>> BEGIN

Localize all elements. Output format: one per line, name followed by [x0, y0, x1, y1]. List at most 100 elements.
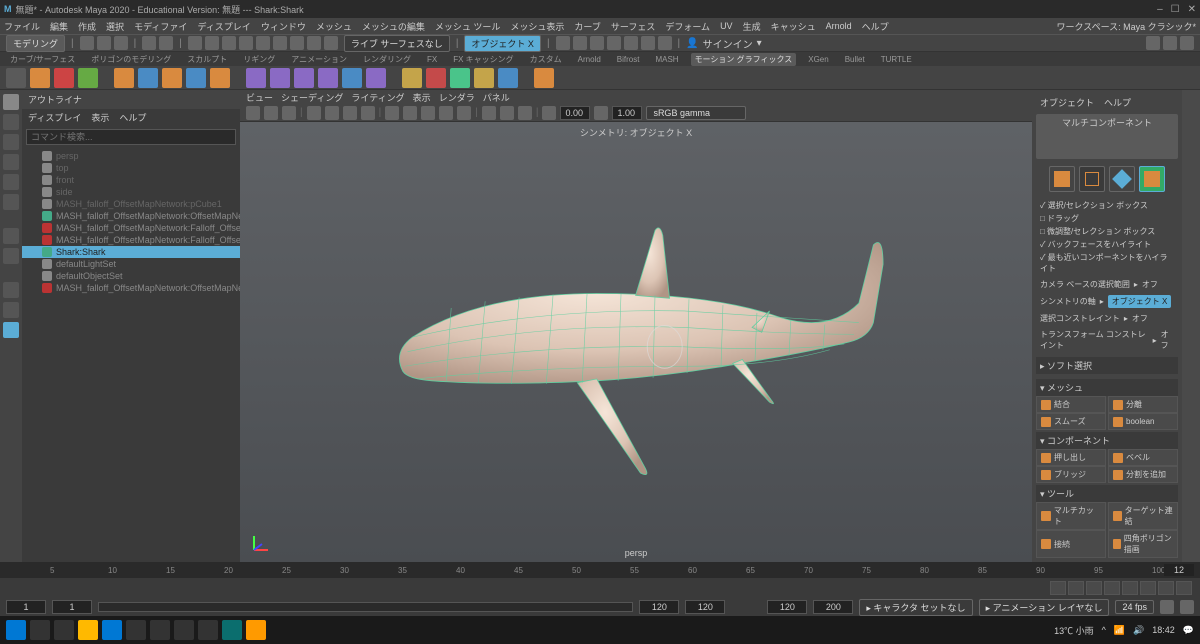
shark-model[interactable]: [299, 177, 972, 507]
snap-point-icon[interactable]: [290, 36, 304, 50]
rotate-tool[interactable]: [3, 174, 19, 190]
rp-checkbox-row[interactable]: ✓ バックフェースをハイライト: [1036, 238, 1178, 251]
vp-grid-icon[interactable]: [307, 106, 321, 120]
anim-end-field[interactable]: 120: [685, 600, 725, 614]
save-scene-icon[interactable]: [114, 36, 128, 50]
shelf-fx1-icon[interactable]: [246, 68, 266, 88]
shelf-fx3-icon[interactable]: [294, 68, 314, 88]
current-frame[interactable]: 12: [1164, 564, 1194, 576]
menu-デフォーム[interactable]: デフォーム: [665, 20, 710, 33]
shelf-mash-icon[interactable]: [30, 68, 50, 88]
menu-作成[interactable]: 作成: [78, 20, 96, 33]
menu-メッシュの編集[interactable]: メッシュの編集: [362, 20, 425, 33]
rp-tool-button[interactable]: 結合: [1036, 396, 1106, 413]
shelf-tab[interactable]: カーブ/サーフェス: [6, 53, 79, 66]
rp-tool-button[interactable]: マルチカット: [1036, 502, 1106, 530]
range-slider[interactable]: [98, 602, 633, 612]
select-tool[interactable]: [3, 94, 19, 110]
vp-field2[interactable]: 1.00: [612, 106, 642, 120]
volume-icon[interactable]: 🔊: [1133, 625, 1144, 636]
vp-field1[interactable]: 0.00: [560, 106, 590, 120]
menu-サーフェス[interactable]: サーフェス: [611, 20, 655, 33]
rp-tool-button[interactable]: 四角ポリゴン描画: [1108, 530, 1178, 558]
outliner-node[interactable]: defaultObjectSet: [22, 270, 240, 282]
maximize-button[interactable]: ☐: [1171, 4, 1180, 15]
rp-tool-button[interactable]: 接続: [1036, 530, 1106, 558]
edge-icon[interactable]: [102, 620, 122, 640]
shelf-svg-icon[interactable]: [186, 68, 206, 88]
layout-single[interactable]: [3, 228, 19, 244]
rp-checkbox-row[interactable]: ✓ 最も近いコンポーネントをハイライト: [1036, 251, 1178, 275]
vp-select-icon[interactable]: [246, 106, 260, 120]
snap-icon[interactable]: [239, 36, 253, 50]
hierarchy-icon[interactable]: [222, 36, 236, 50]
mode-dropdown[interactable]: モデリング: [6, 35, 65, 52]
shelf-tab[interactable]: TURTLE: [877, 54, 916, 65]
vp-wire-icon[interactable]: [385, 106, 399, 120]
rp-checkbox-row[interactable]: □ 微調整/セレクション ボックス: [1036, 225, 1178, 238]
app-icon-2[interactable]: [174, 620, 194, 640]
channel-box-strip[interactable]: [1182, 90, 1200, 562]
playback-end[interactable]: 200: [813, 600, 853, 614]
shelf-d-icon[interactable]: [474, 68, 494, 88]
maya-taskbar-icon[interactable]: [222, 620, 242, 640]
shelf-fx4-icon[interactable]: [318, 68, 338, 88]
object-field[interactable]: オブジェクト X: [464, 35, 541, 52]
rp-tab[interactable]: ヘルプ: [1104, 96, 1131, 109]
open-scene-icon[interactable]: [97, 36, 111, 50]
outliner-node[interactable]: MASH_falloff_OffsetMapNetwork:Falloff_Of…: [22, 222, 240, 234]
vp-gamma-icon[interactable]: [594, 106, 608, 120]
layout-four[interactable]: [3, 248, 19, 264]
outliner-node[interactable]: MASH_falloff_OffsetMapNetwork:OffsetMapN…: [22, 282, 240, 294]
layout-outliner[interactable]: [3, 322, 19, 338]
shelf-fx6-icon[interactable]: [366, 68, 386, 88]
explorer-icon[interactable]: [78, 620, 98, 640]
illustrator-icon[interactable]: [246, 620, 266, 640]
clock[interactable]: 18:42: [1152, 625, 1175, 635]
new-scene-icon[interactable]: [80, 36, 94, 50]
shelf-grid-icon[interactable]: [6, 68, 26, 88]
range-end-field[interactable]: 120: [639, 600, 679, 614]
key-back-button[interactable]: [1086, 581, 1102, 595]
outliner-node[interactable]: MASH_falloff_OffsetMapNetwork:Falloff_Of…: [22, 234, 240, 246]
shelf-tab[interactable]: Bifrost: [613, 54, 644, 65]
render-icon[interactable]: [556, 36, 570, 50]
symmetry-axis-value[interactable]: オブジェクト X: [1108, 295, 1172, 308]
vp-textured-icon[interactable]: [421, 106, 435, 120]
rp-section-header[interactable]: ▾ コンポーネント: [1036, 432, 1178, 449]
shelf-gear-icon[interactable]: [210, 68, 230, 88]
shelf-tab[interactable]: レンダリング: [359, 53, 415, 66]
redo-icon[interactable]: [159, 36, 173, 50]
network-icon[interactable]: 📶: [1114, 625, 1125, 636]
face-mode[interactable]: [1139, 166, 1165, 192]
vp-camera-icon[interactable]: [264, 106, 278, 120]
shelf-tab[interactable]: カスタム: [526, 53, 566, 66]
shelf-sphere-icon[interactable]: [114, 68, 134, 88]
tray-chevron-icon[interactable]: ^: [1102, 625, 1106, 635]
shelf-tab[interactable]: Arnold: [574, 54, 605, 65]
shelf-e-icon[interactable]: [498, 68, 518, 88]
menu-モディファイ[interactable]: モディファイ: [134, 20, 187, 33]
taskview-icon[interactable]: [54, 620, 74, 640]
layout-icon-2[interactable]: [1163, 36, 1177, 50]
vp-menu-item[interactable]: シェーディング: [281, 91, 343, 104]
lasso-tool[interactable]: [3, 114, 19, 130]
shelf-a-icon[interactable]: [402, 68, 422, 88]
menu-ヘルプ[interactable]: ヘルプ: [862, 20, 889, 33]
app-icon-3[interactable]: [198, 620, 218, 640]
app-icon-1[interactable]: [150, 620, 170, 640]
menu-メッシュ[interactable]: メッシュ: [316, 20, 352, 33]
rp-checkbox-row[interactable]: ✓ 選択/セレクション ボックス: [1036, 199, 1178, 212]
start-button[interactable]: [6, 620, 26, 640]
shelf-tab[interactable]: Bullet: [841, 54, 869, 65]
scale-tool[interactable]: [3, 194, 19, 210]
rp-tool-button[interactable]: ターゲット連結: [1108, 502, 1178, 530]
outliner-node[interactable]: side: [22, 186, 240, 198]
vp-film-icon[interactable]: [325, 106, 339, 120]
anim-start-field[interactable]: 1: [6, 600, 46, 614]
vp-menu-item[interactable]: ライティング: [351, 91, 404, 104]
snap-live-icon[interactable]: [324, 36, 338, 50]
prefs-icon[interactable]: [1180, 600, 1194, 614]
shelf-plus-icon[interactable]: [534, 68, 554, 88]
snap-plane-icon[interactable]: [307, 36, 321, 50]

>> END

◆ **Description of the task**:
Lay out every line of the material above as a Markdown table with two columns, Row for a running number and Entry for the line itself. Skip blank lines, and leave the pictures out of the answer.

◆ **Task response**:
| Row | Entry |
|---|---|
| 1 | Localize all elements. Output format: one per line, name followed by [x0, y0, x1, y1]. List at most 100 elements. |
| 2 | shark-model[interactable]: [299, 177, 972, 507] |
| 3 | snap-point-icon[interactable]: [290, 36, 304, 50] |
| 4 | rotate-tool[interactable]: [3, 174, 19, 190] |
| 5 | rp-checkbox-row[interactable]: ✓ バックフェースをハイライト: [1036, 238, 1178, 251] |
| 6 | vp-grid-icon[interactable]: [307, 106, 321, 120] |
| 7 | anim-end-field[interactable]: 120: [685, 600, 725, 614] |
| 8 | save-scene-icon[interactable]: [114, 36, 128, 50] |
| 9 | shelf-fx1-icon[interactable]: [246, 68, 266, 88] |
| 10 | shelf-fx3-icon[interactable]: [294, 68, 314, 88] |
| 11 | current-frame[interactable]: 12: [1164, 564, 1194, 576] |
| 12 | menu-デフォーム[interactable]: デフォーム: [665, 20, 710, 33] |
| 13 | shelf-mash-icon[interactable]: [30, 68, 50, 88] |
| 14 | menu-作成[interactable]: 作成: [78, 20, 96, 33] |
| 15 | menu-メッシュの編集[interactable]: メッシュの編集: [362, 20, 425, 33] |
| 16 | rp-tool-button[interactable]: 結合: [1036, 396, 1106, 413] |
| 17 | shelf-tab[interactable]: カーブ/サーフェス: [6, 53, 79, 66] |
| 18 | rp-tool-button[interactable]: マルチカット: [1036, 502, 1106, 530] |
| 19 | range-slider[interactable]: [98, 602, 633, 612] |
| 20 | select-tool[interactable]: [3, 94, 19, 110] |
| 21 | vp-field2[interactable]: 1.00: [612, 106, 642, 120] |
| 22 | volume-icon[interactable]: 🔊: [1133, 625, 1144, 636] |
| 23 | vp-field1[interactable]: 0.00: [560, 106, 590, 120] |
| 24 | menu-サーフェス[interactable]: サーフェス: [611, 20, 655, 33] |
| 25 | rp-tool-button[interactable]: 四角ポリゴン描画: [1108, 530, 1178, 558] |
| 26 | outliner-node[interactable]: defaultObjectSet: [22, 270, 240, 282] |
| 27 | maximize-button[interactable]: ☐: [1171, 4, 1180, 15] |
| 28 | rp-tool-button[interactable]: 接続: [1036, 530, 1106, 558] |
| 29 | edge-icon[interactable]: [102, 620, 122, 640] |
| 30 | shelf-svg-icon[interactable]: [186, 68, 206, 88] |
| 31 | layout-single[interactable]: [3, 228, 19, 244] |
| 32 | rp-checkbox-row[interactable]: ✓ 最も近いコンポーネントをハイライト: [1036, 251, 1178, 275] |
| 33 | vp-select-icon[interactable]: [246, 106, 260, 120] |
| 34 | snap-icon[interactable]: [239, 36, 253, 50] |
| 35 | hierarchy-icon[interactable]: [222, 36, 236, 50] |
| 36 | mode-dropdown[interactable]: モデリング: [6, 35, 65, 52] |
| 37 | shelf-tab[interactable]: TURTLE: [877, 54, 916, 65] |
| 38 | vp-wire-icon[interactable]: [385, 106, 399, 120] |
| 39 | rp-checkbox-row[interactable]: □ 微調整/セレクション ボックス: [1036, 225, 1178, 238] |
| 40 | app-icon-2[interactable]: [174, 620, 194, 640] |
| 41 | channel-box-strip[interactable]: [1182, 90, 1200, 562] |
| 42 | playback-end[interactable]: 200: [813, 600, 853, 614] |
| 43 | shelf-d-icon[interactable]: [474, 68, 494, 88] |
| 44 | maya-taskbar-icon[interactable]: [222, 620, 242, 640] |
| 45 | shelf-fx4-icon[interactable]: [318, 68, 338, 88] |
| 46 | object-field[interactable]: オブジェクト X: [464, 35, 541, 52] |
| 47 | rp-tab[interactable]: ヘルプ: [1104, 96, 1131, 109] |
| 48 | open-scene-icon[interactable]: [97, 36, 111, 50] |
| 49 | outliner-node[interactable]: MASH_falloff_OffsetMapNetwork:Falloff_Of…: [22, 222, 240, 234] |
| 50 | vp-gamma-icon[interactable]: [594, 106, 608, 120] |
| 51 | layout-four[interactable]: [3, 248, 19, 264] |
| 52 | outliner-node[interactable]: MASH_falloff_OffsetMapNetwork:OffsetMapN…: [22, 282, 240, 294] |
| 53 | layout-outliner[interactable]: [3, 322, 19, 338] |
| 54 | shelf-fx6-icon[interactable]: [366, 68, 386, 88] |
| 55 | explorer-icon[interactable]: [78, 620, 98, 640] |
| 56 | illustrator-icon[interactable]: [246, 620, 266, 640] |
| 57 | clock[interactable]: 18:42: [1152, 625, 1175, 635] |
| 58 | new-scene-icon[interactable]: [80, 36, 94, 50] |
| 59 | shelf-grid-icon[interactable]: [6, 68, 26, 88] |
| 60 | range-end-field[interactable]: 120: [639, 600, 679, 614] |
| 61 | key-back-button[interactable]: [1086, 581, 1102, 595] |
| 62 | outliner-node[interactable]: MASH_falloff_OffsetMapNetwork:Falloff_Of…: [22, 234, 240, 246] |
| 63 | shelf-tab[interactable]: Bifrost: [613, 54, 644, 65] |
| 64 | render-icon[interactable]: [556, 36, 570, 50] |
| 65 | symmetry-axis-value[interactable]: オブジェクト X: [1108, 295, 1172, 308] |
| 66 | vp-textured-icon[interactable]: [421, 106, 435, 120] |
| 67 | rp-section-header[interactable]: ▾ コンポーネント: [1036, 432, 1178, 449] |
| 68 | shelf-gear-icon[interactable]: [210, 68, 230, 88] |
| 69 | shelf-tab[interactable]: レンダリング: [359, 53, 415, 66] |
| 70 | redo-icon[interactable]: [159, 36, 173, 50] |
| 71 | network-icon[interactable]: 📶: [1114, 625, 1125, 636] |
| 72 | face-mode[interactable]: [1139, 166, 1165, 192] |
| 73 | vp-camera-icon[interactable]: [264, 106, 278, 120] |
| 74 | shelf-tab[interactable]: カスタム: [526, 53, 566, 66] |
| 75 | shelf-sphere-icon[interactable]: [114, 68, 134, 88] |
| 76 | tray-chevron-icon[interactable]: ^: [1102, 625, 1106, 635] |
| 77 | shelf-tab[interactable]: Arnold: [574, 54, 605, 65] |
| 78 | shelf-e-icon[interactable]: [498, 68, 518, 88] |
| 79 | menu-モディファイ[interactable]: モディファイ: [134, 20, 187, 33] |
| 80 | taskview-icon[interactable]: [54, 620, 74, 640] |
| 81 | layout-icon-2[interactable]: [1163, 36, 1177, 50] |
| 82 | vp-menu-item[interactable]: シェーディング: [281, 91, 343, 104] |
| 83 | lasso-tool[interactable]: [3, 114, 19, 130] |
| 84 | shelf-a-icon[interactable]: [402, 68, 422, 88] |
| 85 | menu-ヘルプ[interactable]: ヘルプ: [862, 20, 889, 33] |
| 86 | app-icon-3[interactable]: [198, 620, 218, 640] |
| 87 | app-icon-1[interactable]: [150, 620, 170, 640] |
| 88 | menu-メッシュ[interactable]: メッシュ: [316, 20, 352, 33] |
| 89 | rp-checkbox-row[interactable]: ✓ 選択/セレクション ボックス: [1036, 199, 1178, 212] |
| 90 | start-button[interactable]: [6, 620, 26, 640] |
| 91 | shelf-tab[interactable]: Bullet: [841, 54, 869, 65] |
| 92 | scale-tool[interactable]: [3, 194, 19, 210] |
| 93 | rp-tool-button[interactable]: ターゲット連結: [1108, 502, 1178, 530] |
| 94 | outliner-node[interactable]: side: [22, 186, 240, 198] |
| 95 | vp-film-icon[interactable]: [325, 106, 339, 120] |
| 96 | anim-start-field[interactable]: 1: [6, 600, 46, 614] |
| 97 | vp-menu-item[interactable]: ライティング: [351, 91, 404, 104] |
| 98 | snap-live-icon[interactable]: [324, 36, 338, 50] |
| 99 | prefs-icon[interactable]: [1180, 600, 1194, 614] |
| 100 | shelf-plus-icon[interactable]: [534, 68, 554, 88] |
| 101 | snap-plane-icon[interactable]: [307, 36, 321, 50] |